▶ [SELECTED EXCERPT]
==============================
4
votes

I'm trying to extract digits from the following:

It fails, I get a ~ in return. I'm using google's tesseract 2, using C# (open source c# wrapper) and now I'm wondering, is this image too crappy to be used for OCR?

Because imho the digits are straight clear.

Do you have any other OCR engine in mind that would nail this down?

EDIT

I've also tried with Asprise OCR (http://asprise.com/product/ocr/selector.php) but it fails to parse the image too...

2
Probably any engine you pay $ for would be able to get the digits - Abbyy or Oce' for example.Otávio Décio
This is for my company. And judging the tasks size, I'm sure they won't pay bucks for this, and I can't pay for it neither ^_^. This is the dilemma :/. But do you think my image is too crap for let's say weak ocr engines?CoolStraw
Would you recommend any other open source or even free engine?CoolStraw
I am yet to find a good open source OCR. I would be very interested on finding out if such exists as well. From what I know there is a lot of money that goes in document processing where things are charged by the click (document or page).Otávio Décio
Yes, that's a crappy image. The point size is way too small, the text isn't anti-aliased and thus too blocky. The latter could be a scanner artifact.Hans Passant

2 Answers

7
votes

I suggest resizing. I zoomed this page to 200% in IE, Took a screenshot, printed it to PDF and imported it into my program that uses tessnet. Tess nailed it! Unless I read the #s wrong :-)

Although confidence = 140 (under 100 is preferred if you wondered). Of course When i tried the original size, I didn't get ~; I got about 1/2 the #s right, a bunch of letters, and other garbage. Not good enough, but better.

t2 seems to like images a certain size.

My program does processing to get that to work. Suggest using .net GDI+ for converting to 32 bit, resizing with Interpolation mode High Quality Bicubic. This seems to 'fill in the gaps' a bit.

Play with sizes that work - I have found, too big, or too small, and tesseract performs differently.

Both issues are preprocessing, that's easy and you'd thing tesseract would try; however, I know how to resize and interpolate; I don't know how to OCR! So I am willing to settle.

1
votes

Your image's resolution is too low -- 96 DPI, perhaps it is a screenshot. Rescale it to 300 DPI, and tessnet2 should be able to recognize it.
==============================
▶ [TASK BRIEF]
Answer these questions about the OCR discussion:
(a) Besides tesseract, which OCR product did the asker also try?
(b) To what zoom level did the first answer set the page in IE?
(c) To what resolution does the last answer say the image should be rescaled?
Answer using only the text above.

▶ [EXTRACTED ENTRIES]
==============================
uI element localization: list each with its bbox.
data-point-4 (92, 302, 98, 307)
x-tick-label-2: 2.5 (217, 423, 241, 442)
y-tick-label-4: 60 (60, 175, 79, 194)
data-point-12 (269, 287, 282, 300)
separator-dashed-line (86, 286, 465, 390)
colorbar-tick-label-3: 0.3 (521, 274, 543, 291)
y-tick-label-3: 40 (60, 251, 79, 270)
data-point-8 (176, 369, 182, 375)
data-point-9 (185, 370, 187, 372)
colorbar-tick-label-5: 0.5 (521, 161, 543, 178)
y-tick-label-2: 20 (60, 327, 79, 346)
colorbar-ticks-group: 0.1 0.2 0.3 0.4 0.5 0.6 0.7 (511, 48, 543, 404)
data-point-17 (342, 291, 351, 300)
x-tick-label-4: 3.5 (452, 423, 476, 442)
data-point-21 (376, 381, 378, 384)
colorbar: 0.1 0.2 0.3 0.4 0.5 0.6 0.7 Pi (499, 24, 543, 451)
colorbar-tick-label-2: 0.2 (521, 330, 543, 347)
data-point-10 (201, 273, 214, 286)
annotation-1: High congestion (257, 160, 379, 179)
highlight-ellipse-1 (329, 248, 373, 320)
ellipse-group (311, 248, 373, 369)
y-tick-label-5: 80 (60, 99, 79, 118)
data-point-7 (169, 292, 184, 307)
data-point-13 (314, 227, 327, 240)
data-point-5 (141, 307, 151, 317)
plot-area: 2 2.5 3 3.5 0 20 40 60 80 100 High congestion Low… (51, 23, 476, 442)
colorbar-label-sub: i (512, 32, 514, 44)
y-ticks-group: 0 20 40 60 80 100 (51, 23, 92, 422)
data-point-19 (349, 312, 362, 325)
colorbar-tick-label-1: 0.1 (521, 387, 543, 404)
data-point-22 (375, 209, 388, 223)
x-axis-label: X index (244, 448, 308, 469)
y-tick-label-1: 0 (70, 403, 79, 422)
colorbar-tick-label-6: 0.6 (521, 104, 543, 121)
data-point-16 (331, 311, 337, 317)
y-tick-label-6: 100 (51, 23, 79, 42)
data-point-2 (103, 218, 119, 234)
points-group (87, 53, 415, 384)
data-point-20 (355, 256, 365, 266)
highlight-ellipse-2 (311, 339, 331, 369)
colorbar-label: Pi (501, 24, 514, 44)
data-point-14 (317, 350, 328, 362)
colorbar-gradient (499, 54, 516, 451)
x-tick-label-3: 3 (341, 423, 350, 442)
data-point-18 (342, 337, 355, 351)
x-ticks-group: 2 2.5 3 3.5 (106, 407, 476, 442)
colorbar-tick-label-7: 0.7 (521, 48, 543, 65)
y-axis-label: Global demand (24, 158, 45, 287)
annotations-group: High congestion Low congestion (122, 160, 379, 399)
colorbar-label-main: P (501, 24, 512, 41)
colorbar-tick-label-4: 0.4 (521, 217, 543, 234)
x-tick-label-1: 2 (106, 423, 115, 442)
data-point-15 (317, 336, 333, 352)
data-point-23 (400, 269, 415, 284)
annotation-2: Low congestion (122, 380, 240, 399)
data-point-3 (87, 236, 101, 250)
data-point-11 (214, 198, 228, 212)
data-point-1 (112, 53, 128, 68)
==============================
▶ [RESULT OF THIS TASK]
(a) Asprise OCR
(b) 200%
(c) 300 DPI